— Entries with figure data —
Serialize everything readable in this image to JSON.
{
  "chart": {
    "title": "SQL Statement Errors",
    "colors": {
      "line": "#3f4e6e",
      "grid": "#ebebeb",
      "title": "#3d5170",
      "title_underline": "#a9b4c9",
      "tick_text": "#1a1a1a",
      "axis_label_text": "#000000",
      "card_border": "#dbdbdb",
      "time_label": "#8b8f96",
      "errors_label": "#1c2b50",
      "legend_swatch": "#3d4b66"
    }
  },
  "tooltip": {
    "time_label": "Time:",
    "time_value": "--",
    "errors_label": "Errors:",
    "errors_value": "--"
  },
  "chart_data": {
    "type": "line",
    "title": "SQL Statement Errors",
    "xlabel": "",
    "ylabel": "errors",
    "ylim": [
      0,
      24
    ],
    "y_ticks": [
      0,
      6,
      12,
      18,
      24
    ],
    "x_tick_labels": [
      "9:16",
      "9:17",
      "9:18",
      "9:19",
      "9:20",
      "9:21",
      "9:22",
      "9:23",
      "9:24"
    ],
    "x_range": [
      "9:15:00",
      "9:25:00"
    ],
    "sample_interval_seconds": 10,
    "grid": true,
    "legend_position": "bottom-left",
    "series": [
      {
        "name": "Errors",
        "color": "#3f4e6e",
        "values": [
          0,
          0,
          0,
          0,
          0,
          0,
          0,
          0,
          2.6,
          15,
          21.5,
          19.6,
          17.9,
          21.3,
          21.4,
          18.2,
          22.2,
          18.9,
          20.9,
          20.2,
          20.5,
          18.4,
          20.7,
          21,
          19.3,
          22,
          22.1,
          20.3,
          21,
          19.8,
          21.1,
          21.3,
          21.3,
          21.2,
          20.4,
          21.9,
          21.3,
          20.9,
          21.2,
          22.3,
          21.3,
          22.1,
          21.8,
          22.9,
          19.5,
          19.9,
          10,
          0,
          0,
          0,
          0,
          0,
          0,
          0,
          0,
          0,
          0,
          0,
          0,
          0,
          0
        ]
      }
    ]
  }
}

— Work required —
Repeat the material above exactly.

— Full solution —
Serialize everything readable in this image to JSON.
{
  "chart": {
    "title": "SQL Statement Errors",
    "colors": {
      "line": "#3f4e6e",
      "grid": "#ebebeb",
      "title": "#3d5170",
      "title_underline": "#a9b4c9",
      "tick_text": "#1a1a1a",
      "axis_label_text": "#000000",
      "card_border": "#dbdbdb",
      "time_label": "#8b8f96",
      "errors_label": "#1c2b50",
      "legend_swatch": "#3d4b66"
    }
  },
  "tooltip": {
    "time_label": "Time:",
    "time_value": "--",
    "errors_label": "Errors:",
    "errors_value": "--"
  },
  "chart_data": {
    "type": "line",
    "title": "SQL Statement Errors",
    "xlabel": "",
    "ylabel": "errors",
    "ylim": [
      0,
      24
    ],
    "y_ticks": [
      0,
      6,
      12,
      18,
      24
    ],
    "x_tick_labels": [
      "9:16",
      "9:17",
      "9:18",
      "9:19",
      "9:20",
      "9:21",
      "9:22",
      "9:23",
      "9:24"
    ],
    "x_range": [
      "9:15:00",
      "9:25:00"
    ],
    "sample_interval_seconds": 10,
    "grid": true,
    "legend_position": "bottom-left",
    "series": [
      {
        "name": "Errors",
        "color": "#3f4e6e",
        "values": [
          0,
          0,
          0,
          0,
          0,
          0,
          0,
          0,
          2.6,
          15,
          21.5,
          19.6,
          17.9,
          21.3,
          21.4,
          18.2,
          22.2,
          18.9,
          20.9,
          20.2,
          20.5,
          18.4,
          20.7,
          21,
          19.3,
          22,
          22.1,
          20.3,
          21,
          19.8,
          21.1,
          21.3,
          21.3,
          21.2,
          20.4,
          21.9,
          21.3,
          20.9,
          21.2,
          22.3,
          21.3,
          22.1,
          21.8,
          22.9,
          19.5,
          19.9,
          10,
          0,
          0,
          0,
          0,
          0,
          0,
          0,
          0,
          0,
          0,
          0,
          0,
          0,
          0
        ]
      }
    ]
  }
}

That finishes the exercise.